REQUIRED WORK: Transcribe all of the data exactly. Omit the pictures.

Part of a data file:
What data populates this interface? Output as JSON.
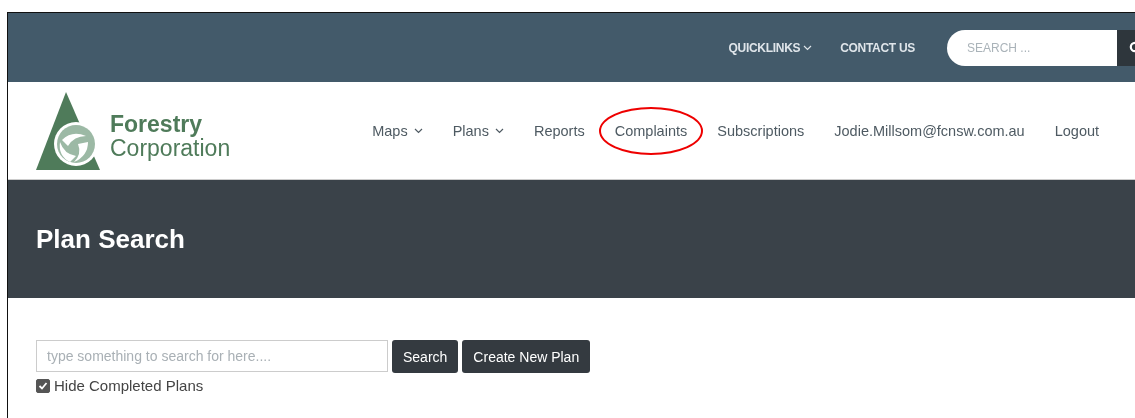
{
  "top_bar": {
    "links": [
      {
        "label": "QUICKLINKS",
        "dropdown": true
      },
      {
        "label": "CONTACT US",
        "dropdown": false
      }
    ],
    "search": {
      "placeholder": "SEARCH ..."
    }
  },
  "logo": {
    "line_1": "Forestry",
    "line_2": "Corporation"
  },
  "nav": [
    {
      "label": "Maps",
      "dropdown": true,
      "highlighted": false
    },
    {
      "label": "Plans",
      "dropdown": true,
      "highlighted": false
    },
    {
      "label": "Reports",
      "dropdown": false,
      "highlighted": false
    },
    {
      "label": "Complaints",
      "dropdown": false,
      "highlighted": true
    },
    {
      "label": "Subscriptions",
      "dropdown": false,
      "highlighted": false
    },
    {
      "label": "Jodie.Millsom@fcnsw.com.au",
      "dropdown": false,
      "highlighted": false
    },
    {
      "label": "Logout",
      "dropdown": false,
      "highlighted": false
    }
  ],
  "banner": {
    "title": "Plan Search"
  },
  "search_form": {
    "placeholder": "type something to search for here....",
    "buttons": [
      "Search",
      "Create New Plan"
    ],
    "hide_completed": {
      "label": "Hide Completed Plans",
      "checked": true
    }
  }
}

CORRECT OUTPUT:
What data populates this interface? Output as JSON.
{
  "top_bar": {
    "links": [
      {
        "label": "QUICKLINKS",
        "dropdown": true
      },
      {
        "label": "CONTACT US",
        "dropdown": false
      }
    ],
    "search": {
      "placeholder": "SEARCH ..."
    }
  },
  "logo": {
    "line_1": "Forestry",
    "line_2": "Corporation"
  },
  "nav": [
    {
      "label": "Maps",
      "dropdown": true,
      "highlighted": false
    },
    {
      "label": "Plans",
      "dropdown": true,
      "highlighted": false
    },
    {
      "label": "Reports",
      "dropdown": false,
      "highlighted": false
    },
    {
      "label": "Complaints",
      "dropdown": false,
      "highlighted": true
    },
    {
      "label": "Subscriptions",
      "dropdown": false,
      "highlighted": false
    },
    {
      "label": "Jodie.Millsom@fcnsw.com.au",
      "dropdown": false,
      "highlighted": false
    },
    {
      "label": "Logout",
      "dropdown": false,
      "highlighted": false
    }
  ],
  "banner": {
    "title": "Plan Search"
  },
  "search_form": {
    "placeholder": "type something to search for here....",
    "buttons": [
      "Search",
      "Create New Plan"
    ],
    "hide_completed": {
      "label": "Hide Completed Plans",
      "checked": true
    }
  }
}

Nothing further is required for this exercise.